# [What the exercise asks]
Reproduce character for character the rows from the line containing "hero-headline-line1: FRESH PICKS" through the line containing "I need the location", including both of those lines.

┄┄┄┄┄┄┄┄┄┄┄┄┄┄┄┄┄┄┄┄

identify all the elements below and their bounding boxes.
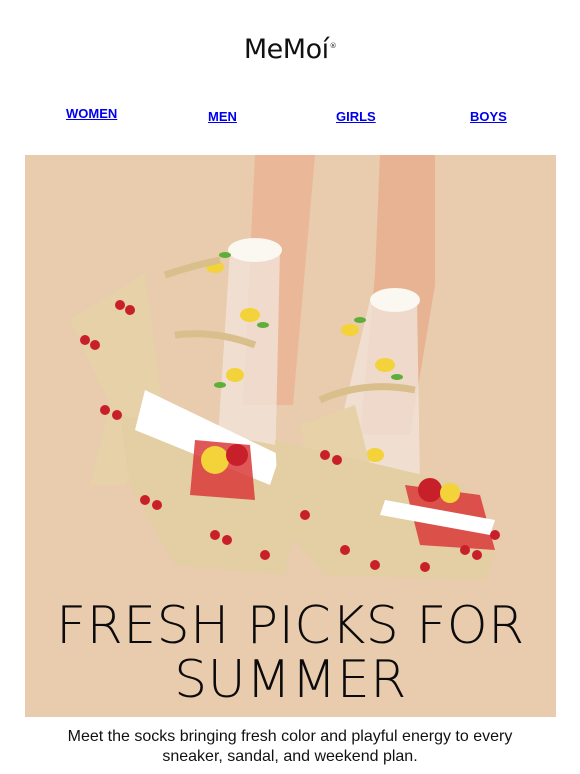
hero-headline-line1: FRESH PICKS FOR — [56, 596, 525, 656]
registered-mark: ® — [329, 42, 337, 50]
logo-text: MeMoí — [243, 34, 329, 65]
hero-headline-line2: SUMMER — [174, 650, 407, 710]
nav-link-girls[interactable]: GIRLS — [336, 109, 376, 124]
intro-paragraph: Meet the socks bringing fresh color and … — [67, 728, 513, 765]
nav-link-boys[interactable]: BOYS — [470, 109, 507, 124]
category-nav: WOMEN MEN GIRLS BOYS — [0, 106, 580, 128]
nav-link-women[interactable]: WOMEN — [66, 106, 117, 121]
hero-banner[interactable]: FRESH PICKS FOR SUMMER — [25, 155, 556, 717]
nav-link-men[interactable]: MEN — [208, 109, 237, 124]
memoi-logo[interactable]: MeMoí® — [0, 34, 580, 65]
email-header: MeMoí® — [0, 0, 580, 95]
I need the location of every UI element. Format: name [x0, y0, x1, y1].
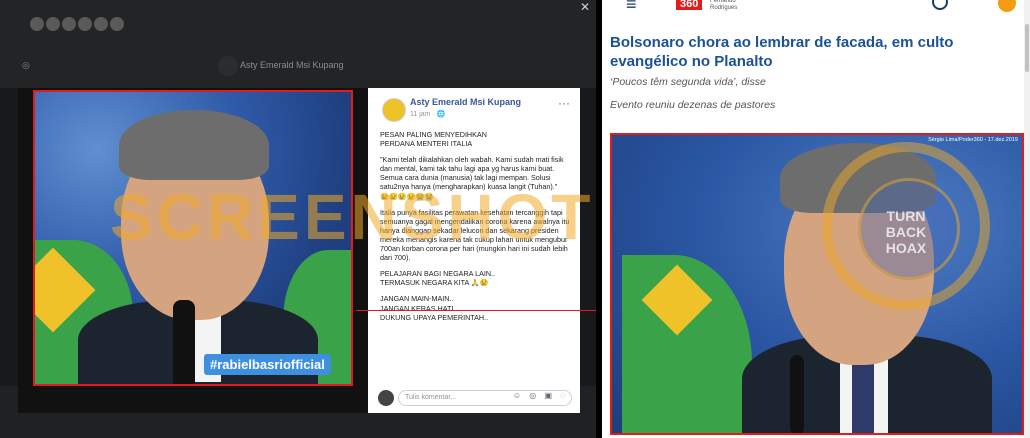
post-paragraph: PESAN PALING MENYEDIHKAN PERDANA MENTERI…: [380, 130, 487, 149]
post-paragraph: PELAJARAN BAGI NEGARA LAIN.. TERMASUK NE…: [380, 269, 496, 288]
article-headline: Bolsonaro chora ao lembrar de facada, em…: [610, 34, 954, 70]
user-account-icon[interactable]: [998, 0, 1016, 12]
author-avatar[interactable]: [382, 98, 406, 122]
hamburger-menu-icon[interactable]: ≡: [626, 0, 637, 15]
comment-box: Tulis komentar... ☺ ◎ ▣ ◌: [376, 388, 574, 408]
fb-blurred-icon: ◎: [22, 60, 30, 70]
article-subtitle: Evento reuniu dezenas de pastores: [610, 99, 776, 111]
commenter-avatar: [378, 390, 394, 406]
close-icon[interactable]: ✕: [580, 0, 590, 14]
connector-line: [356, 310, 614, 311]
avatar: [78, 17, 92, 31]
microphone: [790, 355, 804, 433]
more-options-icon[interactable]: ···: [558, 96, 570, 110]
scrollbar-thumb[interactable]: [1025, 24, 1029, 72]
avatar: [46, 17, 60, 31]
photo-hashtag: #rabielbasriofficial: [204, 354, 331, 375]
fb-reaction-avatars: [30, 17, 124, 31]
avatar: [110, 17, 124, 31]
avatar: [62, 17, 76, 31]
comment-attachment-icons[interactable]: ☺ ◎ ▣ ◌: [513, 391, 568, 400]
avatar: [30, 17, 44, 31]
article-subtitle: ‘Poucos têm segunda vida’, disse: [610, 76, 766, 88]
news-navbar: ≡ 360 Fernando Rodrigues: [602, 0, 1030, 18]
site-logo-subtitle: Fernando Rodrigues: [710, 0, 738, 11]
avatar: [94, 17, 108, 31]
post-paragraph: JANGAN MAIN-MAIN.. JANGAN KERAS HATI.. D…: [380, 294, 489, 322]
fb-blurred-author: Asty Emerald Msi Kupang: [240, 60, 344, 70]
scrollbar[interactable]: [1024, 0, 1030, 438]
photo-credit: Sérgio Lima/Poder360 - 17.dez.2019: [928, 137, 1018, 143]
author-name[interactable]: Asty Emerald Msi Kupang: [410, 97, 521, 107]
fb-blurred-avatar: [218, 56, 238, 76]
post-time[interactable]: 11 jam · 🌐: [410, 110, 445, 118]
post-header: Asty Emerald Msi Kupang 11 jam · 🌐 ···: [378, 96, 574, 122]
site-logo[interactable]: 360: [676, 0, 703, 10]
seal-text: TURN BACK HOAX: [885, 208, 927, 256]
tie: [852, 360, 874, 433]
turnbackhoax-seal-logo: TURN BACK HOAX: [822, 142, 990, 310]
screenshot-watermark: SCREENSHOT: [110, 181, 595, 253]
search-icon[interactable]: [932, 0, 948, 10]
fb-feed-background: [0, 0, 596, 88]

┄┄┄┄┄┄┄┄┄┄┄┄┄┄┄┄┄┄┄┄

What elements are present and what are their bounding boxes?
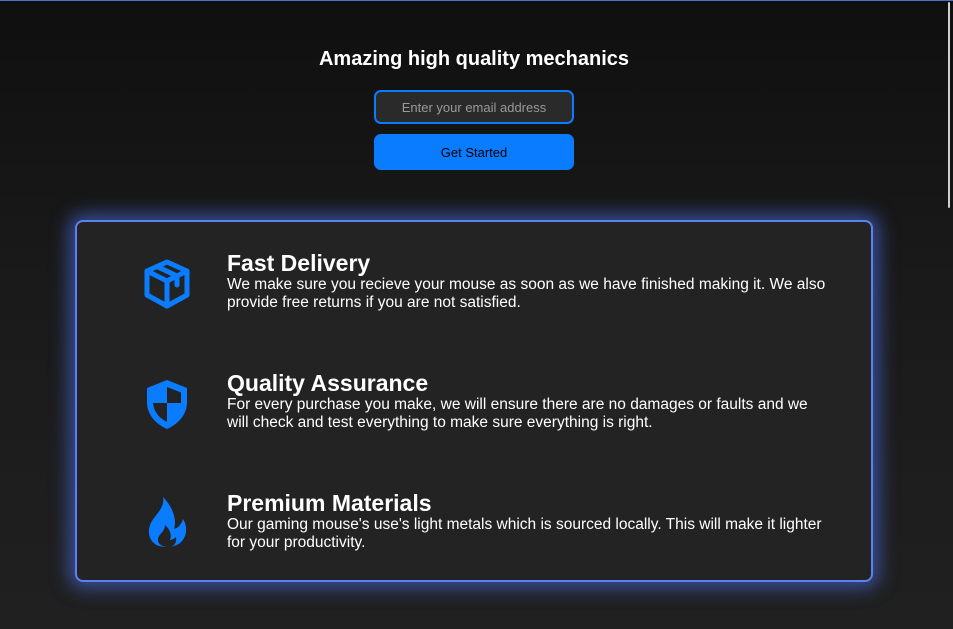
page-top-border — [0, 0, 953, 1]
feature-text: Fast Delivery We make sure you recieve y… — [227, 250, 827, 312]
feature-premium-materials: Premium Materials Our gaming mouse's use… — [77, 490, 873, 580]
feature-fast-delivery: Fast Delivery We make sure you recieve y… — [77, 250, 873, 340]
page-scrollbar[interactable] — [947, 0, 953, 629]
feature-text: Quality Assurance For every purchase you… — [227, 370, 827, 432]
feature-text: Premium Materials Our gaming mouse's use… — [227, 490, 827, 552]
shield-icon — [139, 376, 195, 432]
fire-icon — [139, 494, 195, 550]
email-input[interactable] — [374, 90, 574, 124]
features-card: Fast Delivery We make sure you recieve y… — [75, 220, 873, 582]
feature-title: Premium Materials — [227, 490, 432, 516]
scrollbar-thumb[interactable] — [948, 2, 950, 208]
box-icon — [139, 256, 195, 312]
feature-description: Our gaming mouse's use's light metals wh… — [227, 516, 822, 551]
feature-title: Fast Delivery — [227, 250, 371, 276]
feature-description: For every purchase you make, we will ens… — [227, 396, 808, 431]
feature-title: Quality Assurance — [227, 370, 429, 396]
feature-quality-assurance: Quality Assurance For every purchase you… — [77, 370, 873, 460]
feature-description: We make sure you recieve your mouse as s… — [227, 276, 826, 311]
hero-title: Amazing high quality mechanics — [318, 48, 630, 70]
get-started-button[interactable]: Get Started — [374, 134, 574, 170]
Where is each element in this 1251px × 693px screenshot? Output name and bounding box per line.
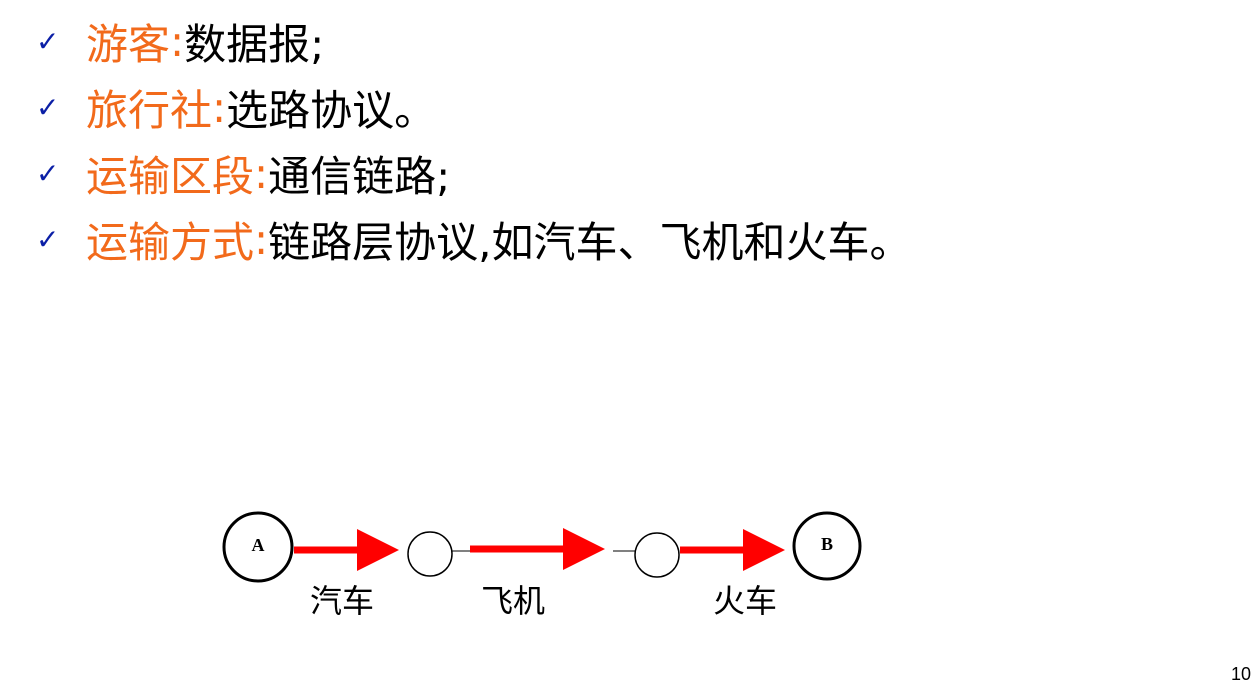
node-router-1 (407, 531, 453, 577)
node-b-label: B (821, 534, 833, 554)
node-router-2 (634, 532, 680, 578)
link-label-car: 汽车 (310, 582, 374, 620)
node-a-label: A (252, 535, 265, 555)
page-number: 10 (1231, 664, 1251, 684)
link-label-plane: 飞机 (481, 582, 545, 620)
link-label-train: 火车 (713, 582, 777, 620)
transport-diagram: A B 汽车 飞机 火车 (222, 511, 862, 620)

┄┄┄┄┄┄┄┄┄┄┄┄┄┄┄┄┄┄┄┄

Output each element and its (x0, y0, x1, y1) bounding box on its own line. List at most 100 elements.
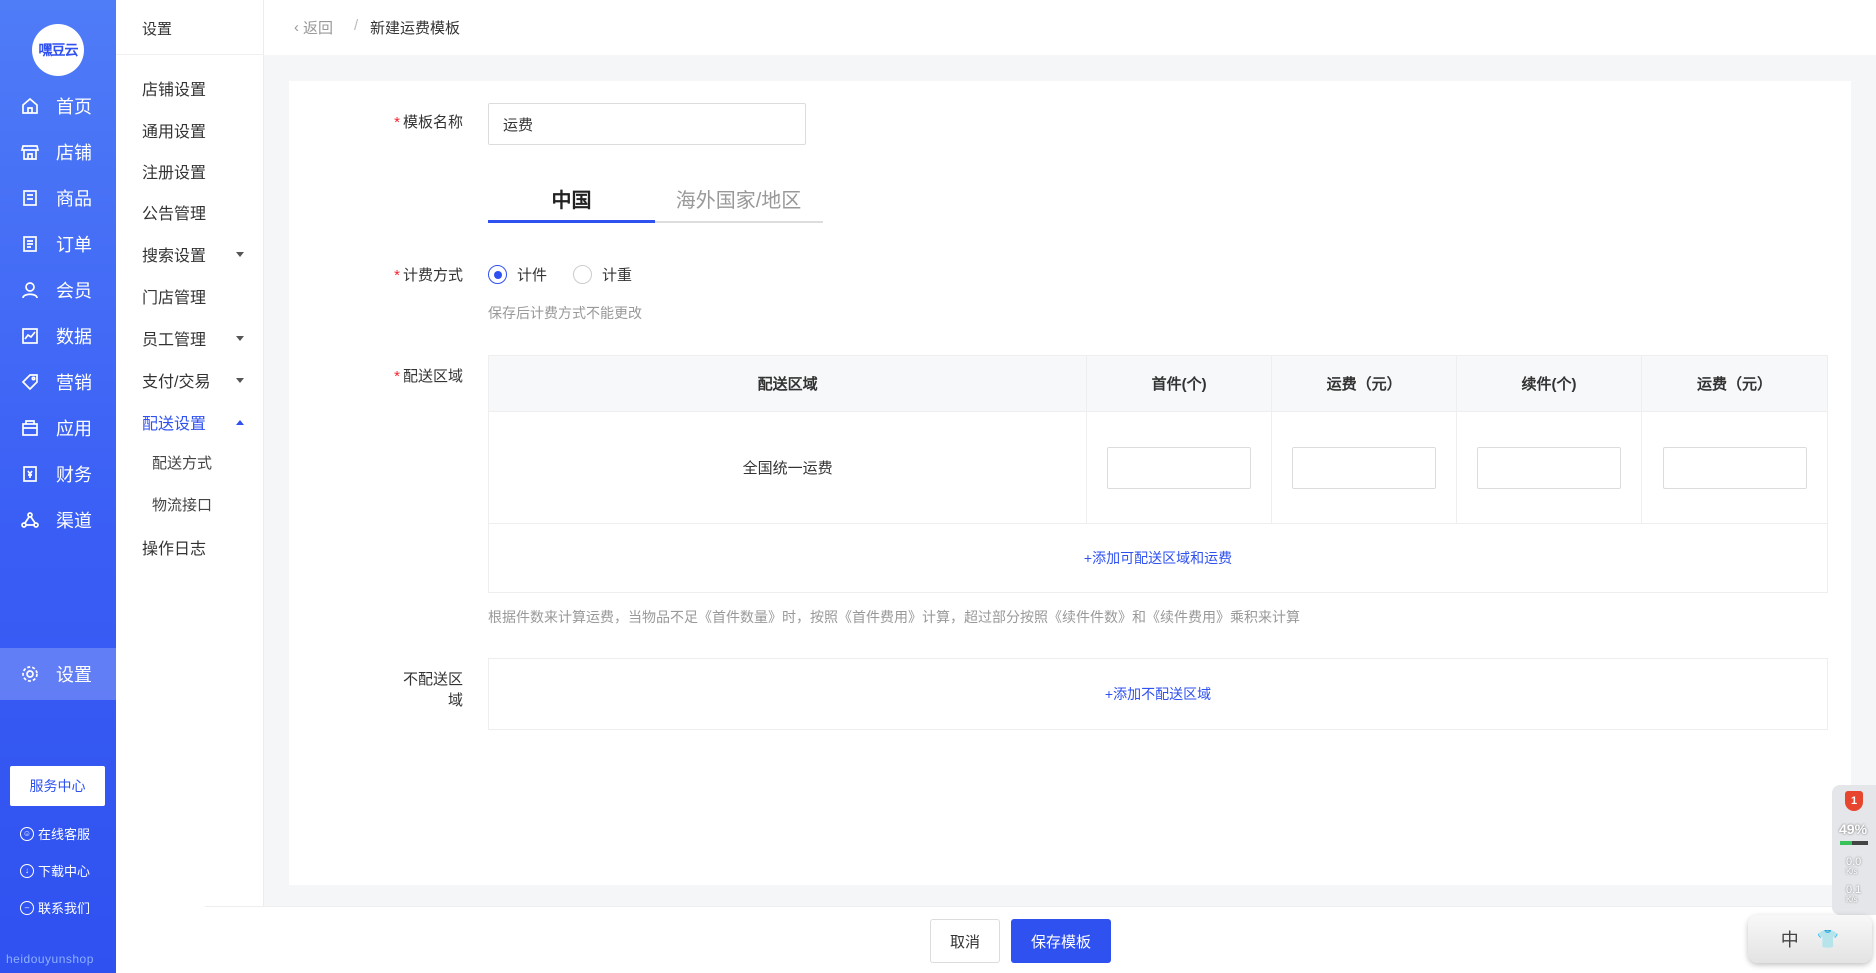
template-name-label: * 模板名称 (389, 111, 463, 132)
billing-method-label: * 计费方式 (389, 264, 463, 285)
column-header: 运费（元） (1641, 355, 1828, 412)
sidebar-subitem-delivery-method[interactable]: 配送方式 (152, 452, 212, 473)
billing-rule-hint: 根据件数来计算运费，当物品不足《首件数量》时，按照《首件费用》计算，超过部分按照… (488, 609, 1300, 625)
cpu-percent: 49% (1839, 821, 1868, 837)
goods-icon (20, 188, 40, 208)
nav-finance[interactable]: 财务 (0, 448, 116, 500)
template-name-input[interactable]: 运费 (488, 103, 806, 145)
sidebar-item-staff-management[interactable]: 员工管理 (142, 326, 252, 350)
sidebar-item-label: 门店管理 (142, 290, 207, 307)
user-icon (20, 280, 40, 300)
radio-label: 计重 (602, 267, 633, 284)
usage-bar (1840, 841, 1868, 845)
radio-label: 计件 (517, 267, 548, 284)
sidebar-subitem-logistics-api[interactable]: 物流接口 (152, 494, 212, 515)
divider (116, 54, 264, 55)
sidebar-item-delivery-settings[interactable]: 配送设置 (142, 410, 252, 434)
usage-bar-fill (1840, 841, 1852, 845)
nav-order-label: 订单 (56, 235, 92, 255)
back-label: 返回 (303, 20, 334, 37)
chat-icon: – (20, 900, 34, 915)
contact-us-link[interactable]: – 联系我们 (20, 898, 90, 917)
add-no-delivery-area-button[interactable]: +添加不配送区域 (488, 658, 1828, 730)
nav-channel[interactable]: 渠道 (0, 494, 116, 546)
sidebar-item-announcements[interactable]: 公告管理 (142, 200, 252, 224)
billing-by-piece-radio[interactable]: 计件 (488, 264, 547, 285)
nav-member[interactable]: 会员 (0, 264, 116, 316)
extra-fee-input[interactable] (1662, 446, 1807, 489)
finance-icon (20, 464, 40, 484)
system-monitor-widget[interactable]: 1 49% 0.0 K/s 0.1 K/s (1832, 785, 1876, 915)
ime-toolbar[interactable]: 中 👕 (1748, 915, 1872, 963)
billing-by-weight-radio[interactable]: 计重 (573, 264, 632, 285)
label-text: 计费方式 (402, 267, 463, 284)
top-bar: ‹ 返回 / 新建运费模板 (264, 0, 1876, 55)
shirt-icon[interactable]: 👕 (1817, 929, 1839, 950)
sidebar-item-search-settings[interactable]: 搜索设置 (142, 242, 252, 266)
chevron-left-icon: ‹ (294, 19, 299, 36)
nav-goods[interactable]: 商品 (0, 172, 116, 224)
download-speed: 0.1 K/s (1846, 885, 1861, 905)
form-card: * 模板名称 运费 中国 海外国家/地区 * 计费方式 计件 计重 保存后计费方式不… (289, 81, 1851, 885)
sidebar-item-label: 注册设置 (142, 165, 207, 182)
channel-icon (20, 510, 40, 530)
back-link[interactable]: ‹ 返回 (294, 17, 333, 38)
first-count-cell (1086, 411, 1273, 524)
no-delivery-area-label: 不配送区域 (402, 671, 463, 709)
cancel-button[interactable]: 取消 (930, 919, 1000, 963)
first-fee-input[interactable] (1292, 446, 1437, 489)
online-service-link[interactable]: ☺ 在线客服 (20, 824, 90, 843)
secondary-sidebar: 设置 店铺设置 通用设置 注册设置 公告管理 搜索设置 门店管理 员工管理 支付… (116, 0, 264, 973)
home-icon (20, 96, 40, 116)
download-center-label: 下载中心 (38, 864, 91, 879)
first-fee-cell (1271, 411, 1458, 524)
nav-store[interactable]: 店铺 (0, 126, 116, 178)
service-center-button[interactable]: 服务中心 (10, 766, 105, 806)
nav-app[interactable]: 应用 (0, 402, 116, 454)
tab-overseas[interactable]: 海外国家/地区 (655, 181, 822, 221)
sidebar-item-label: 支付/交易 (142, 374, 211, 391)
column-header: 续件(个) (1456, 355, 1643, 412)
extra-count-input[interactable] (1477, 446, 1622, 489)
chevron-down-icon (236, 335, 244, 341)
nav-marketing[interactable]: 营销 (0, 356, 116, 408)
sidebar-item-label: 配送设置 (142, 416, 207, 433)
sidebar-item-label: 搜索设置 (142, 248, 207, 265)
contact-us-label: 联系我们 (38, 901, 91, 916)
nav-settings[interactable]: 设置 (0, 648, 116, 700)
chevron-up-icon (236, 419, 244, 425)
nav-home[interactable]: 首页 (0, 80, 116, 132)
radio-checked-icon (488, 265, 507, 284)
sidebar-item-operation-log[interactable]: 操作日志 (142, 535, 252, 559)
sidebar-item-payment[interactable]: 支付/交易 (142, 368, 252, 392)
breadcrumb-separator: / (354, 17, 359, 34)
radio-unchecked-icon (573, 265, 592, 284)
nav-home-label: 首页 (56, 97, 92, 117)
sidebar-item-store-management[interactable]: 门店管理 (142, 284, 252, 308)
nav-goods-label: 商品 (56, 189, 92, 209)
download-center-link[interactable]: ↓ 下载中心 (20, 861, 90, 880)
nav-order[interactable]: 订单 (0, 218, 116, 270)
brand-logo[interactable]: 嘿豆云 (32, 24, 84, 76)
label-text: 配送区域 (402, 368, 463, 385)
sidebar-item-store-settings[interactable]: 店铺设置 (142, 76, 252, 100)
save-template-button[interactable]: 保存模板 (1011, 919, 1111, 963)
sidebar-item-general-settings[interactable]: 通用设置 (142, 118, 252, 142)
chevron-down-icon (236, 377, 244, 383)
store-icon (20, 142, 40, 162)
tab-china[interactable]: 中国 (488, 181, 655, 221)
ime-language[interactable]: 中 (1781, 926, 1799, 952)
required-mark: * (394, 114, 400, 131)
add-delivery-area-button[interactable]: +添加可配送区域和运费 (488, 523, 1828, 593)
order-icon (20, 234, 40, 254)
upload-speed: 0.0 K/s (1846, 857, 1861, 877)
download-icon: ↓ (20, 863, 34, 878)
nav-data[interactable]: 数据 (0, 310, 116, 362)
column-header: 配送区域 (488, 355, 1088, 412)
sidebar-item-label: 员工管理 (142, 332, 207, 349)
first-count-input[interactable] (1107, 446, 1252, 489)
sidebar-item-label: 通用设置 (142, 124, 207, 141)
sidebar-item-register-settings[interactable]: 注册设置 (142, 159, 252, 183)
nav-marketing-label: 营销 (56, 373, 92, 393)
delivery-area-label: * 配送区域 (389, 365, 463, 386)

┄┄┄┄┄┄┄┄┄┄┄┄┄┄┄┄┄┄┄┄

# [Correct answer]
hero-headline-line1: FRESH PICKS FOR — [56, 596, 525, 656]
registered-mark: ® — [329, 42, 337, 50]
logo-text: MeMoí — [243, 34, 329, 65]
hero-headline-line2: SUMMER — [174, 650, 407, 710]
nav-link-girls[interactable]: GIRLS — [336, 109, 376, 124]
intro-paragraph: Meet the socks bringing fresh color and … — [67, 728, 513, 765]
nav-link-boys[interactable]: BOYS — [470, 109, 507, 124]
category-nav: WOMEN MEN GIRLS BOYS — [0, 106, 580, 128]
nav-link-women[interactable]: WOMEN — [66, 106, 117, 121]
hero-banner[interactable]: FRESH PICKS FOR SUMMER — [25, 155, 556, 717]
nav-link-men[interactable]: MEN — [208, 109, 237, 124]
memoi-logo[interactable]: MeMoí® — [0, 34, 580, 65]
email-header: MeMoí® — [0, 0, 580, 95]
I need the location of every UI element. Format: name [x0, y0, x1, y1].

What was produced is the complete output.